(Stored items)
-- Begin --

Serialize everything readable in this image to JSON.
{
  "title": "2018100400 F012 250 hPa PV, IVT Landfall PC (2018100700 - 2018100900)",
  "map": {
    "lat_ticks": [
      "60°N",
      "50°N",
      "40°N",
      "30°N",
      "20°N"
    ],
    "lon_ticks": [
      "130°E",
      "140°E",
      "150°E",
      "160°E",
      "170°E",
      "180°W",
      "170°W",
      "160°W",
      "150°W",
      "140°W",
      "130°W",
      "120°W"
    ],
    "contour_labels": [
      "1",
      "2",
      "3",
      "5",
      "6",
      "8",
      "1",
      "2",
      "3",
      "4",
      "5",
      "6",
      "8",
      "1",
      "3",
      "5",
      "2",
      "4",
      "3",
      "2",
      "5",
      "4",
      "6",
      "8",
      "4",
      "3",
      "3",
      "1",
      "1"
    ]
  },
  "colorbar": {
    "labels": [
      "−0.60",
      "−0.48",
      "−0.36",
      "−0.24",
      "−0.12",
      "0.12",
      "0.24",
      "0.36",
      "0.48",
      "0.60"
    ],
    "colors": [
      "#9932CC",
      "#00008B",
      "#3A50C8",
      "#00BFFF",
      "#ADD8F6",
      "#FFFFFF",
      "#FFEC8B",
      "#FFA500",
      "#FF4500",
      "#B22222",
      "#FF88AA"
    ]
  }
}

-- End --
-- Begin --

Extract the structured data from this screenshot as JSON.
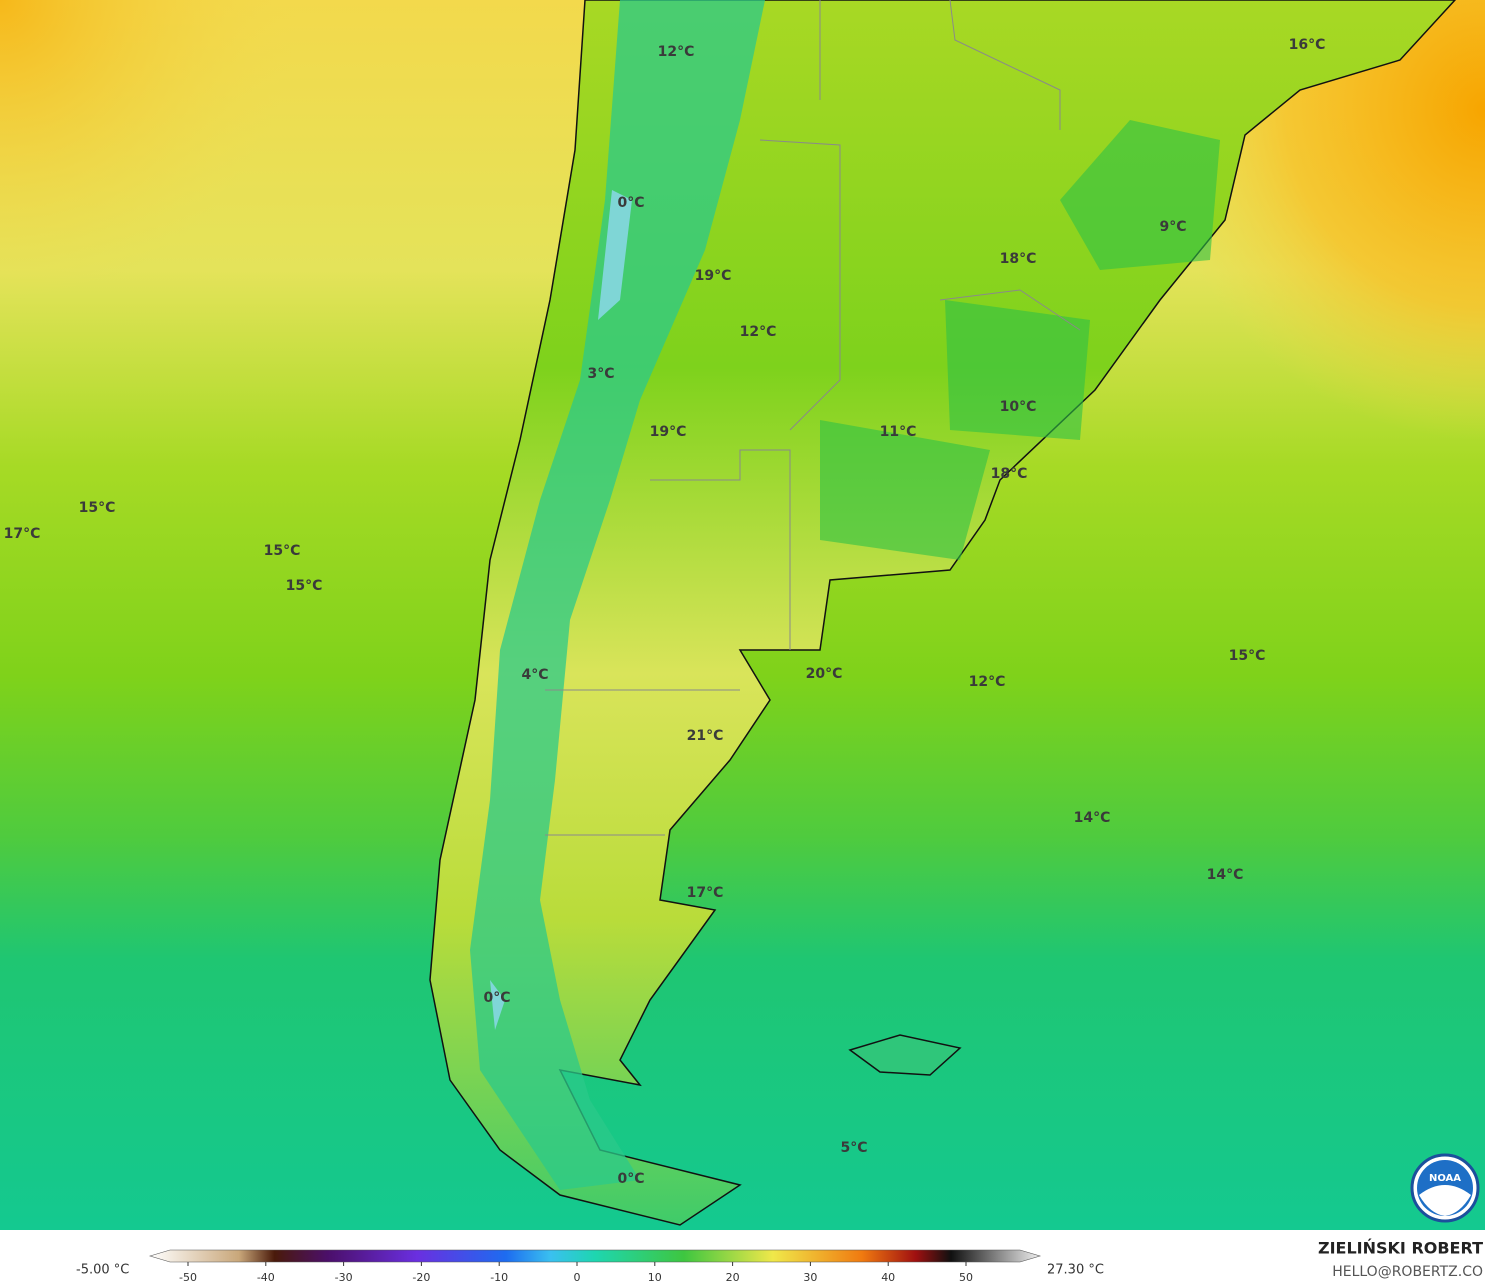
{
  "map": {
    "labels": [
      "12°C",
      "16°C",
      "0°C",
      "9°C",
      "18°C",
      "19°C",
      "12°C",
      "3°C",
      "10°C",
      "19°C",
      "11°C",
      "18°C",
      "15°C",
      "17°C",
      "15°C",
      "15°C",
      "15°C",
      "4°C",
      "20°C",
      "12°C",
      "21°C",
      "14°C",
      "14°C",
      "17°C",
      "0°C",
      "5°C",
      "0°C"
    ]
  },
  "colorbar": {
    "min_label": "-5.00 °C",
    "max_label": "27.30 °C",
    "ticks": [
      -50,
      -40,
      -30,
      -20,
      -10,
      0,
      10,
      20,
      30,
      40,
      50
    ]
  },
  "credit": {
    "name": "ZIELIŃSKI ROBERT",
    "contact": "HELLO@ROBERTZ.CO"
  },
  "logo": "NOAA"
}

-- End --
-- Begin --

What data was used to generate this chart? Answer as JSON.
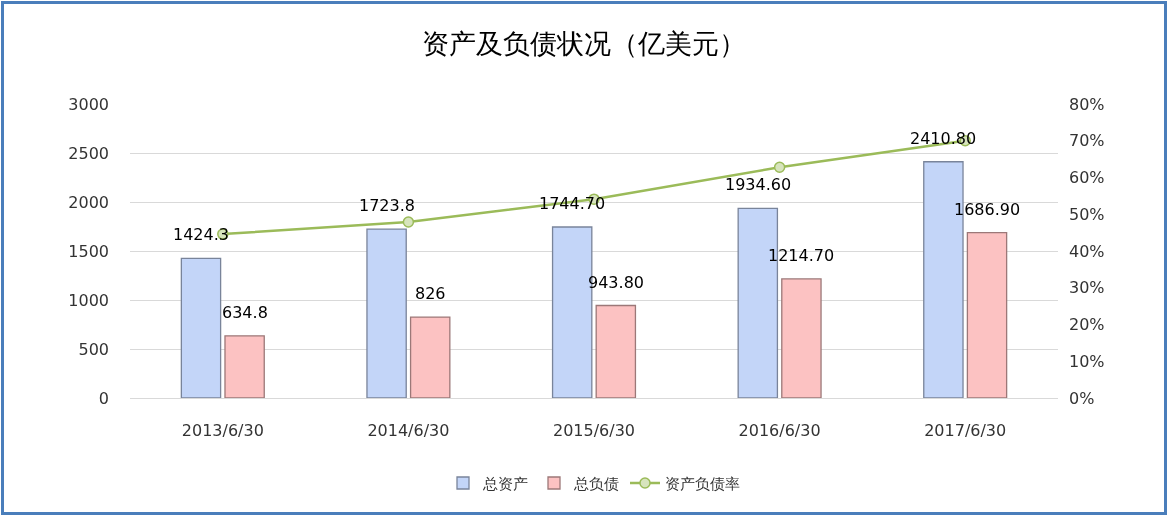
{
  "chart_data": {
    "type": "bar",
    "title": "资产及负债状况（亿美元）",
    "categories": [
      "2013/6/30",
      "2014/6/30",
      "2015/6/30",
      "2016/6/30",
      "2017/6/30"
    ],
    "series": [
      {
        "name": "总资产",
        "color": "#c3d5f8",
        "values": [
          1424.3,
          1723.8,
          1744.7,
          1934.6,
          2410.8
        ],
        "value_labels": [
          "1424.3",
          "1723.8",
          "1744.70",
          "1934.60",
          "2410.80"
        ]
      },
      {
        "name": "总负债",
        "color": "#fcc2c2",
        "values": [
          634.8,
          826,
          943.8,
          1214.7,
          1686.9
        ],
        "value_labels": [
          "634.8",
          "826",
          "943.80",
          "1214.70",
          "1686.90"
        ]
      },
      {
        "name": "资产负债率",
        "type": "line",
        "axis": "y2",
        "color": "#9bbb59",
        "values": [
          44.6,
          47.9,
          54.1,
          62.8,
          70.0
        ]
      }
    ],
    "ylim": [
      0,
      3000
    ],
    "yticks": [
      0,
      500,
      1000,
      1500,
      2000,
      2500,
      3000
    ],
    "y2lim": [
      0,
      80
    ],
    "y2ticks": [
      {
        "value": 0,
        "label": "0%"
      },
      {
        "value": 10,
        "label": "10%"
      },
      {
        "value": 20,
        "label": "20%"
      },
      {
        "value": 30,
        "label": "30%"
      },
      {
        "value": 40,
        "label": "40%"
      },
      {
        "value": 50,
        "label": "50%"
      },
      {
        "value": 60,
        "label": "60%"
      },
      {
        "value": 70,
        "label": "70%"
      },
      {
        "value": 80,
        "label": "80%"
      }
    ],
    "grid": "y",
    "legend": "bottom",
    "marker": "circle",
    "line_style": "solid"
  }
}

-- End --

• WORK TO BE COMPLETED
Select every line in the material above where the string "name" occurs, and copy it.

• WRITTEN SOLUTION
    "name": "ZIELIŃSKI ROBERT",
        "name": "总资产",
        "name": "总负债",
        "name": "资产负债率",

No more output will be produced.